## Begin Provided entries
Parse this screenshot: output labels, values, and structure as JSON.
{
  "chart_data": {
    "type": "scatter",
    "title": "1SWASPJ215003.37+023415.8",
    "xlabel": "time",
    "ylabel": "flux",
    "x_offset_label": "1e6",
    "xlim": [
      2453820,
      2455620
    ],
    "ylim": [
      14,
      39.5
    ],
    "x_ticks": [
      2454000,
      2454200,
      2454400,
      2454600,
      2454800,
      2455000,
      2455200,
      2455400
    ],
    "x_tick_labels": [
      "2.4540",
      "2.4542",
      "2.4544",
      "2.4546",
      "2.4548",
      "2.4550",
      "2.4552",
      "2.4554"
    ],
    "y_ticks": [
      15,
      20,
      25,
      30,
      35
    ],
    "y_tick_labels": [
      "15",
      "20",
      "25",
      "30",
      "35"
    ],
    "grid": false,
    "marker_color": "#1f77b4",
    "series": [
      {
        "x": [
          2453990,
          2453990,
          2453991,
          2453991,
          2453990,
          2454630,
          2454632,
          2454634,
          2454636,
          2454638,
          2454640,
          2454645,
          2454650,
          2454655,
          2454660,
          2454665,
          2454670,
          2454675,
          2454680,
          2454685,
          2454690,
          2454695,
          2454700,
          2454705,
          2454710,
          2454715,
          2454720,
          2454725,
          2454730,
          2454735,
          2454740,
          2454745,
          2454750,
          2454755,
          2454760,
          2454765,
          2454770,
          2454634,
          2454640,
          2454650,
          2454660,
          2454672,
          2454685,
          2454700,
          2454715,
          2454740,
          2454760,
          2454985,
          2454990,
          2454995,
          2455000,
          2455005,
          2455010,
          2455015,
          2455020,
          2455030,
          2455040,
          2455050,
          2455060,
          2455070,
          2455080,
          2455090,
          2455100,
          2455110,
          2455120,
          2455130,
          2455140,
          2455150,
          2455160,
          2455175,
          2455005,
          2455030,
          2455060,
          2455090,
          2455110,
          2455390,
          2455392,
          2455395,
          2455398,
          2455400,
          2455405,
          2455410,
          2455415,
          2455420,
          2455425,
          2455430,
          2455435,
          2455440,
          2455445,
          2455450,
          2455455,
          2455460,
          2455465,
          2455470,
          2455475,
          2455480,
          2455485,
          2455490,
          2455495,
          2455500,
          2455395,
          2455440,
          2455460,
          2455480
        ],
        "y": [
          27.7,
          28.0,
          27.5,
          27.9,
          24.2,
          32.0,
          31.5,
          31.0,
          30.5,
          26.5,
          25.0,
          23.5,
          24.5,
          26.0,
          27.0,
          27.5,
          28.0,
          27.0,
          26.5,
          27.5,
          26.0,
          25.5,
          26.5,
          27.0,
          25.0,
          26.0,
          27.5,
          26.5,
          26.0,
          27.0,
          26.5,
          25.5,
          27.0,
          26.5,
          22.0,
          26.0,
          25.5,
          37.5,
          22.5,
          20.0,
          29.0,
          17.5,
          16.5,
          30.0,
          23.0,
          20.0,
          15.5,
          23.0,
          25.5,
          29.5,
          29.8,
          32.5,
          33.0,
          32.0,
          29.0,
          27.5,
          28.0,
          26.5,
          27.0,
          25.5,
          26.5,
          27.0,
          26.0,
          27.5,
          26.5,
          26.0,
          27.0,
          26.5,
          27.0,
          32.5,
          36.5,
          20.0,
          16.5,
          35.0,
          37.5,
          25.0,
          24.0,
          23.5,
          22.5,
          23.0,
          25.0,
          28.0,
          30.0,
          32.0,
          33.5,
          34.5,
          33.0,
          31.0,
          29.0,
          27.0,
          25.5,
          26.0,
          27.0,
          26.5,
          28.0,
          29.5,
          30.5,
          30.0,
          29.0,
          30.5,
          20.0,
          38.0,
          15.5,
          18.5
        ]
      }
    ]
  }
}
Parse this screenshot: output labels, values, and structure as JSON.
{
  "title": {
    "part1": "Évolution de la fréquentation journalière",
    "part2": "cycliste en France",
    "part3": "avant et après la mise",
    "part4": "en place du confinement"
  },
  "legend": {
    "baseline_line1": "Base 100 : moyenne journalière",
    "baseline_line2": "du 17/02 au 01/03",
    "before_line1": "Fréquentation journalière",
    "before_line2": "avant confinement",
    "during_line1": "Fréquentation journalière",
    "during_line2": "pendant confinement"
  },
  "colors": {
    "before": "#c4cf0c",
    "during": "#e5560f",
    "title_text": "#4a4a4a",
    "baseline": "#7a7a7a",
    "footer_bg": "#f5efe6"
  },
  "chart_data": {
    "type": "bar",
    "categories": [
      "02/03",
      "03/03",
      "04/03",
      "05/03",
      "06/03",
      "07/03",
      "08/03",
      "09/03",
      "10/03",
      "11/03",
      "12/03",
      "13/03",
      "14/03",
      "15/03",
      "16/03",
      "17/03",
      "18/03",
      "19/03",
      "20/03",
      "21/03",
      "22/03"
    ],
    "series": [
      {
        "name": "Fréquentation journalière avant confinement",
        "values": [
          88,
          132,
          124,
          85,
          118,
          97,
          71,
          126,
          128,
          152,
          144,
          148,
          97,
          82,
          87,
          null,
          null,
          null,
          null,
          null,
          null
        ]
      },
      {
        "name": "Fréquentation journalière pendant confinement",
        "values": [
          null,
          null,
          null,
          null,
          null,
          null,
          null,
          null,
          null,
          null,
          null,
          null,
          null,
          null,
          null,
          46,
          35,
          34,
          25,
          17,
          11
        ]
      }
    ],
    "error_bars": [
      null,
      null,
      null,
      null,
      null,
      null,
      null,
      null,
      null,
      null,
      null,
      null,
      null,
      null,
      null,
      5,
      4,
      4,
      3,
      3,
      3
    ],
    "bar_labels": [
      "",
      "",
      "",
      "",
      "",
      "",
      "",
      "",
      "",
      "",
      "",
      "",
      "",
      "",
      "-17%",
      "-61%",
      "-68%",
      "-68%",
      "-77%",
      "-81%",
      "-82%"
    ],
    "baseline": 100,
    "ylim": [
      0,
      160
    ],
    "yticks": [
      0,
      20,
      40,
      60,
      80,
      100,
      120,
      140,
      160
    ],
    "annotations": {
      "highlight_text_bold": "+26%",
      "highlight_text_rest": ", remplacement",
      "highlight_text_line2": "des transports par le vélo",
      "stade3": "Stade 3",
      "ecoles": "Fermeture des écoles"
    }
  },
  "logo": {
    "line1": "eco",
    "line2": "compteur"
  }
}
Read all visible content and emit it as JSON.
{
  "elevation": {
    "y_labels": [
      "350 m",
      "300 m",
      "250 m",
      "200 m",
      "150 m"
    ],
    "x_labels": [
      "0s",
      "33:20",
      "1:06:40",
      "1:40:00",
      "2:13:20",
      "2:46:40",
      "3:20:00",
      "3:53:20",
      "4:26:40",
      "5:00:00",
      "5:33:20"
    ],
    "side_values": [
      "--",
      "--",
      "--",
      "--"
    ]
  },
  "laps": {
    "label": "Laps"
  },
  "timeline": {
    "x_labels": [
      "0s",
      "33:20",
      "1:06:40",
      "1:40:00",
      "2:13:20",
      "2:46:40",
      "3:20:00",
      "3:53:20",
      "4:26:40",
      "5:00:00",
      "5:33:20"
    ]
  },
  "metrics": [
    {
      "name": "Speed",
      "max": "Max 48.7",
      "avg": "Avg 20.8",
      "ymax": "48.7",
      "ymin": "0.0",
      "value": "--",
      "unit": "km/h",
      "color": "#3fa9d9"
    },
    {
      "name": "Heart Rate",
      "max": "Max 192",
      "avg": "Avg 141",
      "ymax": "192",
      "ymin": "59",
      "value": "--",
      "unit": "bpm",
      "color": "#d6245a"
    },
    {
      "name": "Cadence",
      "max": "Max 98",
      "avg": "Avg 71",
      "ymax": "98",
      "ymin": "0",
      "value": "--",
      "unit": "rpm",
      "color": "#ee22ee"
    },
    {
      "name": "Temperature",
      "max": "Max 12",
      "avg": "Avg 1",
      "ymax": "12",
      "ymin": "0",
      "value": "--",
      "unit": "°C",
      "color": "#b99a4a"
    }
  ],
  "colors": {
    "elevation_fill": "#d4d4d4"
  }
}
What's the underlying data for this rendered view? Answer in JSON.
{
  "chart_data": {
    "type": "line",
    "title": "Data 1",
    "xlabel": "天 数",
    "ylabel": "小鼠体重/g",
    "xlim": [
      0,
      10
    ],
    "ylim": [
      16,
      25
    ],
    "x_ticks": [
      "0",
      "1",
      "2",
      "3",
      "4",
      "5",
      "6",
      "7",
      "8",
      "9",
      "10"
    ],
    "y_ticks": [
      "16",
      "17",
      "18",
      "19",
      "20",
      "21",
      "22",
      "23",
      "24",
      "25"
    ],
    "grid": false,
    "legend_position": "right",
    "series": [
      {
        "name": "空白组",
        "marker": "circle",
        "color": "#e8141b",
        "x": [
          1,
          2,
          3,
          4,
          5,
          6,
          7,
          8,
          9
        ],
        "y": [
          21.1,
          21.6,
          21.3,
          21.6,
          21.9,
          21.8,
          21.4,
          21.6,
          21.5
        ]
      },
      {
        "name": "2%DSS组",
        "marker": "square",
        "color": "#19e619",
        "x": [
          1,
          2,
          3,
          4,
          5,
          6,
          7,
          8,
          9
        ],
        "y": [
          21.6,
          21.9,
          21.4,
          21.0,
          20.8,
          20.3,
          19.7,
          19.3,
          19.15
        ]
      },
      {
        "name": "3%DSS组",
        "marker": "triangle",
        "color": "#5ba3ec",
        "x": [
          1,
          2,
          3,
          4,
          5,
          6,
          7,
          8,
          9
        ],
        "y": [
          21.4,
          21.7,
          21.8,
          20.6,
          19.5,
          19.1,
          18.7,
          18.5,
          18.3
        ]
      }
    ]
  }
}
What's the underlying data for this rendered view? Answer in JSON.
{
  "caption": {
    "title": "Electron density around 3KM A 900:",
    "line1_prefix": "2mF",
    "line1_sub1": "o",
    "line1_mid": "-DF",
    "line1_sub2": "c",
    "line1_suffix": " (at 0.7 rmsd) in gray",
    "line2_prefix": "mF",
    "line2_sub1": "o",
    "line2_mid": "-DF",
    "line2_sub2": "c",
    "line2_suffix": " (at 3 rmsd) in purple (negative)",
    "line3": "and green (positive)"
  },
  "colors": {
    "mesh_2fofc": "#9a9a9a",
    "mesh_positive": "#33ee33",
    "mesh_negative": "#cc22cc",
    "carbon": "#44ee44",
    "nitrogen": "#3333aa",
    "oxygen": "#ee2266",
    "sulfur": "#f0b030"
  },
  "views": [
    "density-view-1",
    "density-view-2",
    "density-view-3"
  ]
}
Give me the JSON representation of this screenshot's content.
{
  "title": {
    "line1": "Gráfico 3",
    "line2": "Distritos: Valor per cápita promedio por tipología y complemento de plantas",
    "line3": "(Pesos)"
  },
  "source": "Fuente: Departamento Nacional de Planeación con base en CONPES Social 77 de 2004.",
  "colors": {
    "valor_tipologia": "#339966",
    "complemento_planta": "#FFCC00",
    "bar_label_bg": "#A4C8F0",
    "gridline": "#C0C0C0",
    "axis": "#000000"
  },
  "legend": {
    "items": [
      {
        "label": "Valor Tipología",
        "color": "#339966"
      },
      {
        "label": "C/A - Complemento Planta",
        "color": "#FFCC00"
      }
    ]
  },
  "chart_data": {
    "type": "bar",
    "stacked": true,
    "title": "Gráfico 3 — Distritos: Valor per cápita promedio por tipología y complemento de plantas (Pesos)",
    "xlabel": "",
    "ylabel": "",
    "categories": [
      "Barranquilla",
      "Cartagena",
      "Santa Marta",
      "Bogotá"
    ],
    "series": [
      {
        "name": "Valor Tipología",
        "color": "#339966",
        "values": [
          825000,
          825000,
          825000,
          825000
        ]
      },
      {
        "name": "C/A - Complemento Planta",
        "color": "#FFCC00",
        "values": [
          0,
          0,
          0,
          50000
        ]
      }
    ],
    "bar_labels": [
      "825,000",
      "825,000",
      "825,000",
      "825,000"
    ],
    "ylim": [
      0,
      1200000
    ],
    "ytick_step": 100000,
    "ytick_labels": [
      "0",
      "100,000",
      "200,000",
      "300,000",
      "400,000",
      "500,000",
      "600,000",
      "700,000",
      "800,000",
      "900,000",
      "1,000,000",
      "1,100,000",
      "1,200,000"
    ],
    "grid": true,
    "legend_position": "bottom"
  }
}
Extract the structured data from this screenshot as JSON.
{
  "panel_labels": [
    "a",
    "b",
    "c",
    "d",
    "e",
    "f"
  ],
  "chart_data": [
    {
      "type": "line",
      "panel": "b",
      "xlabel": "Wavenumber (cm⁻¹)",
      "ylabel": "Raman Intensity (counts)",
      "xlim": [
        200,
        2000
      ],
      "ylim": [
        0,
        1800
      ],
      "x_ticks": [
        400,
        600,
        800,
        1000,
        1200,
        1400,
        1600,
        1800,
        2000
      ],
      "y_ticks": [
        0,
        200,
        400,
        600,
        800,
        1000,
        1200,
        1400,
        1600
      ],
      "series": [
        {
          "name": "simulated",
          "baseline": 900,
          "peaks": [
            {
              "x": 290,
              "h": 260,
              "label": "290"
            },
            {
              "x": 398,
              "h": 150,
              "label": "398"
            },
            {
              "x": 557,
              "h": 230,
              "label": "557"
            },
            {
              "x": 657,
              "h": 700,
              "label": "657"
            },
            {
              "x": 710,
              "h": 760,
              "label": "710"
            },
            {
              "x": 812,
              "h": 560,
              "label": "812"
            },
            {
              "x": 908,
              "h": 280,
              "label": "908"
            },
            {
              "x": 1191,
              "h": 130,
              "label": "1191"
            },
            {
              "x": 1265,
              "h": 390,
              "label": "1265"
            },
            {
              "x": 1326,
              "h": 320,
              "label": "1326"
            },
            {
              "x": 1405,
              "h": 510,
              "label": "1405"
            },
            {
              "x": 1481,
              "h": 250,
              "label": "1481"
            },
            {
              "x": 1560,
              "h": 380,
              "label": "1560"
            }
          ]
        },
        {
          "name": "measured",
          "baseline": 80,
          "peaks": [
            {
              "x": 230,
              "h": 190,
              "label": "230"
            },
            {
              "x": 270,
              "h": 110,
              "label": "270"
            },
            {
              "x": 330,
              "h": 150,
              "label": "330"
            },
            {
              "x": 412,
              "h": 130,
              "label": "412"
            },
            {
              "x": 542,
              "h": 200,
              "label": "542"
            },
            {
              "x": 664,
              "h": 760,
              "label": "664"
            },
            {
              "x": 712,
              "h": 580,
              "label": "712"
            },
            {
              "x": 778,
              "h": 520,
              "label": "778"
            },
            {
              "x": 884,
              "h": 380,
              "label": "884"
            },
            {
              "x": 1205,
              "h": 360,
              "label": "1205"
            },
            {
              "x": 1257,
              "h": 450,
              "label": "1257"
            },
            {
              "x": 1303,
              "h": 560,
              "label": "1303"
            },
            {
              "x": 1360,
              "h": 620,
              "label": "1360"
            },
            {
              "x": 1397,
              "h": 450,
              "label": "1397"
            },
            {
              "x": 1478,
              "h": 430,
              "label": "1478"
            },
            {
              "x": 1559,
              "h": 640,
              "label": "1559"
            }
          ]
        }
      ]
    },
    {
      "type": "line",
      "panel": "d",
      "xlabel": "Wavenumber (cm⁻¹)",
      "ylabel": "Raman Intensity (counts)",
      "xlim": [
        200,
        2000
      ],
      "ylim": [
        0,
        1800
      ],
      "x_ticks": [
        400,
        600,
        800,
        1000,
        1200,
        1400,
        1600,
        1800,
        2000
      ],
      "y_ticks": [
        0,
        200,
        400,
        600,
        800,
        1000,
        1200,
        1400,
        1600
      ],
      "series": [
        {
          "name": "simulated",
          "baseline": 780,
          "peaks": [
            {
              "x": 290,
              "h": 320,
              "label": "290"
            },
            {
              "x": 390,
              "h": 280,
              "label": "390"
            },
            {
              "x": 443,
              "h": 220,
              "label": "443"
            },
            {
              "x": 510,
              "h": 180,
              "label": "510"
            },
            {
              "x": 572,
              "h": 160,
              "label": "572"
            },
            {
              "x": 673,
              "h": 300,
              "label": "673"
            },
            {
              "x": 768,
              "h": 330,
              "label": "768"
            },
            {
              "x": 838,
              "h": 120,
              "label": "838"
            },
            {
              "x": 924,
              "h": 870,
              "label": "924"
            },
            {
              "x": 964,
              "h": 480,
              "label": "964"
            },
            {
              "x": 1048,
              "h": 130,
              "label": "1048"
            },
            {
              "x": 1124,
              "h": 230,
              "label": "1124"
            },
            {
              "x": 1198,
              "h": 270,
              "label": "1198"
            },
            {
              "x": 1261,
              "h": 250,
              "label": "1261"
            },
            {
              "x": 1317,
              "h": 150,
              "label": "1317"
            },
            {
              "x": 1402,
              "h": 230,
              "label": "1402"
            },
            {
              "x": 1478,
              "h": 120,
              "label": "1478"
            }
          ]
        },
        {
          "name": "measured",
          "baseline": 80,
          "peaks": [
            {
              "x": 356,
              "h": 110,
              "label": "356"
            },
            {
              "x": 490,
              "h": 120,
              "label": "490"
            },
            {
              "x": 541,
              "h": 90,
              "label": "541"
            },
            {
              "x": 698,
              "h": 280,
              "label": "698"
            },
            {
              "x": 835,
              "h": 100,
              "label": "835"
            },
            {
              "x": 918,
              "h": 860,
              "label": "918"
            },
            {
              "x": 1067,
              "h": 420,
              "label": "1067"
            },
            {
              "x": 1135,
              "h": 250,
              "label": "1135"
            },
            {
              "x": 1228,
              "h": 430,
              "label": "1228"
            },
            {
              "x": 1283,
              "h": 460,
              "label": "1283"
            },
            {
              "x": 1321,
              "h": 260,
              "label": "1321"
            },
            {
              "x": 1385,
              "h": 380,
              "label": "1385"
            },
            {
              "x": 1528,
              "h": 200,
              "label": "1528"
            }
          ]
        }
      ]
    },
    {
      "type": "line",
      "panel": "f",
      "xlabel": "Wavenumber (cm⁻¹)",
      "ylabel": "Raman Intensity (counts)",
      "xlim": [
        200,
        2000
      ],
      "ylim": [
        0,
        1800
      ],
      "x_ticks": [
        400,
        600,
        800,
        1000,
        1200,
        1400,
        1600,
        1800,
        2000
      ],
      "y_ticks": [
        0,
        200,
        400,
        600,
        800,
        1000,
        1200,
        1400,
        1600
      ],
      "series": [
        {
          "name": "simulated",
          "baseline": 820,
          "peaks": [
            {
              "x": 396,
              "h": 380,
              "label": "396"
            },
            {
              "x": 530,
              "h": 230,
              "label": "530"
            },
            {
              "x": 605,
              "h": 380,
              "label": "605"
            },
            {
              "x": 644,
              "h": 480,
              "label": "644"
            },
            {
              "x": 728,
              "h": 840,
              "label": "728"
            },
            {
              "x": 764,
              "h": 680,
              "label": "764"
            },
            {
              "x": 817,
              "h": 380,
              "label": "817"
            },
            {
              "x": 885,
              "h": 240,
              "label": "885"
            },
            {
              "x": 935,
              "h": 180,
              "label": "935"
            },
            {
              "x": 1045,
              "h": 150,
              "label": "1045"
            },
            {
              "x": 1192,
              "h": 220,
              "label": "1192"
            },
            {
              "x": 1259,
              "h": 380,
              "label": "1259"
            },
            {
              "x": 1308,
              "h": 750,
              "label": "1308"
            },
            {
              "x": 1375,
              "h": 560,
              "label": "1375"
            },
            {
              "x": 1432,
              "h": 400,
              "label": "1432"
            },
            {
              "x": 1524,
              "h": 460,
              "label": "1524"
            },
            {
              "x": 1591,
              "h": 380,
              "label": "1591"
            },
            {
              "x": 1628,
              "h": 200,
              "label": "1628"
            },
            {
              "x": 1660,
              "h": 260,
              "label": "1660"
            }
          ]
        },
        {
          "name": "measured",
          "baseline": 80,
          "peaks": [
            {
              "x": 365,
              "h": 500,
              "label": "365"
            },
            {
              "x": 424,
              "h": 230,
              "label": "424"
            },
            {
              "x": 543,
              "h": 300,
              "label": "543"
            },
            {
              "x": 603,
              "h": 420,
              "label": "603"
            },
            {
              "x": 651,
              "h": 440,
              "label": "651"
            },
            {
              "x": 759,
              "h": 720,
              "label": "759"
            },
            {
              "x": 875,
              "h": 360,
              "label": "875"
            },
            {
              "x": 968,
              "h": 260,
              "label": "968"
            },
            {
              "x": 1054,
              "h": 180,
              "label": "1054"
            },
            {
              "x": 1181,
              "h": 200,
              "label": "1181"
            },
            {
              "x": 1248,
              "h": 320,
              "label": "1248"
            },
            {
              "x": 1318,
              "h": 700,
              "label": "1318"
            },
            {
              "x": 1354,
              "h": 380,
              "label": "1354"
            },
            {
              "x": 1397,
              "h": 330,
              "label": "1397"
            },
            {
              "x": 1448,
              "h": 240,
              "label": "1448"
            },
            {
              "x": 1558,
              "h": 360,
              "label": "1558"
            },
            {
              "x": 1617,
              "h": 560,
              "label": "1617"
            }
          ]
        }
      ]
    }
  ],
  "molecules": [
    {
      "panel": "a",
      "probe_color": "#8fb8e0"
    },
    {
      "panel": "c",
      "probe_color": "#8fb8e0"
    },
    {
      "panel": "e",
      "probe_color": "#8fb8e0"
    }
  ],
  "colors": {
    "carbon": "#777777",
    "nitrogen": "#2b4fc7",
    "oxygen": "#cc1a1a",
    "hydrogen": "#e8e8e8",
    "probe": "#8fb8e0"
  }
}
## End Provided entries
Lines containing the word "Gráfico" must all be returned from the material above.

**Finished answer:**
    "line1": "Gráfico 3",
    "title": "Gráfico 3 — Distritos: Valor per cápita promedio por tipología y complemento de plantas (Pesos)",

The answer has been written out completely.